• _What to produce_
Restate the records below word for word, and omit the images they hold.

• _Task input_
_____

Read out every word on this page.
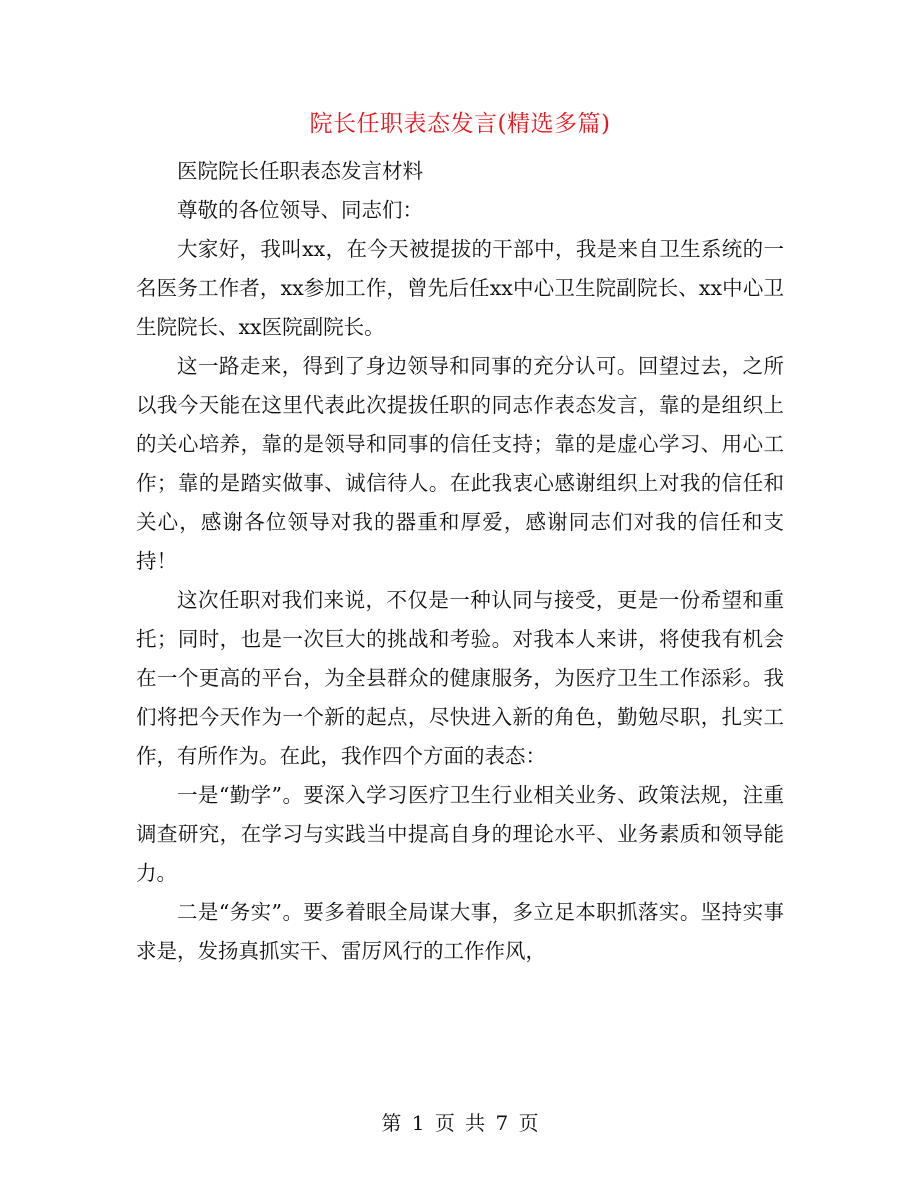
院长任职表态发言(精选多篇)

医院院长任职表态发言材料

尊敬的各位领导、同志们：

大家好，我叫xx，在今天被提拔的干部中，我是来自卫生系统的一名医务工作者，xx参加工作，曾先后任xx中心卫生院副院长、xx中心卫生院院长、xx医院副院长。

这一路走来，得到了身边领导和同事的充分认可。回望过去，之所以我今天能在这里代表此次提拔任职的同志作表态发言，靠的是组织上的关心培养，靠的是领导和同事的信任支持；靠的是虚心学习、用心工作；靠的是踏实做事、诚信待人。在此我衷心感谢组织上对我的信任和关心，感谢各位领导对我的器重和厚爱，感谢同志们对我的信任和支持！

这次任职对我们来说，不仅是一种认同与接受，更是一份希望和重托；同时，也是一次巨大的挑战和考验。对我本人来讲，将使我有机会在一个更高的平台，为全县群众的健康服务，为医疗卫生工作添彩。我们将把今天作为一个新的起点，尽快进入新的角色，勤勉尽职，扎实工作，有所作为。在此，我作四个方面的表态：

一是“勤学”。要深入学习医疗卫生行业相关业务、政策法规，注重调查研究，在学习与实践当中提高自身的理论水平、业务素质和领导能力。

二是“务实”。要多着眼全局谋大事，多立足本职抓落实。坚持实事求是，发扬真抓实干、雷厉风行的工作作风，

第 1 页 共 7 页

_____

• _Task output_
Read out every word on this page.
院长任职表态发言(精选多篇)

医院院长任职表态发言材料

尊敬的各位领导、同志们：

大家好，我叫xx，在今天被提拔的干部中，我是来自卫生系统的一名医务工作者，xx参加工作，曾先后任xx中心卫生院副院长、xx中心卫生院院长、xx医院副院长。

这一路走来，得到了身边领导和同事的充分认可。回望过去，之所以我今天能在这里代表此次提拔任职的同志作表态发言，靠的是组织上的关心培养，靠的是领导和同事的信任支持；靠的是虚心学习、用心工作；靠的是踏实做事、诚信待人。在此我衷心感谢组织上对我的信任和关心，感谢各位领导对我的器重和厚爱，感谢同志们对我的信任和支持！

这次任职对我们来说，不仅是一种认同与接受，更是一份希望和重托；同时，也是一次巨大的挑战和考验。对我本人来讲，将使我有机会在一个更高的平台，为全县群众的健康服务，为医疗卫生工作添彩。我们将把今天作为一个新的起点，尽快进入新的角色，勤勉尽职，扎实工作，有所作为。在此，我作四个方面的表态：

一是“勤学”。要深入学习医疗卫生行业相关业务、政策法规，注重调查研究，在学习与实践当中提高自身的理论水平、业务素质和领导能力。

二是“务实”。要多着眼全局谋大事，多立足本职抓落实。坚持实事求是，发扬真抓实干、雷厉风行的工作作风，

第 1 页 共 7 页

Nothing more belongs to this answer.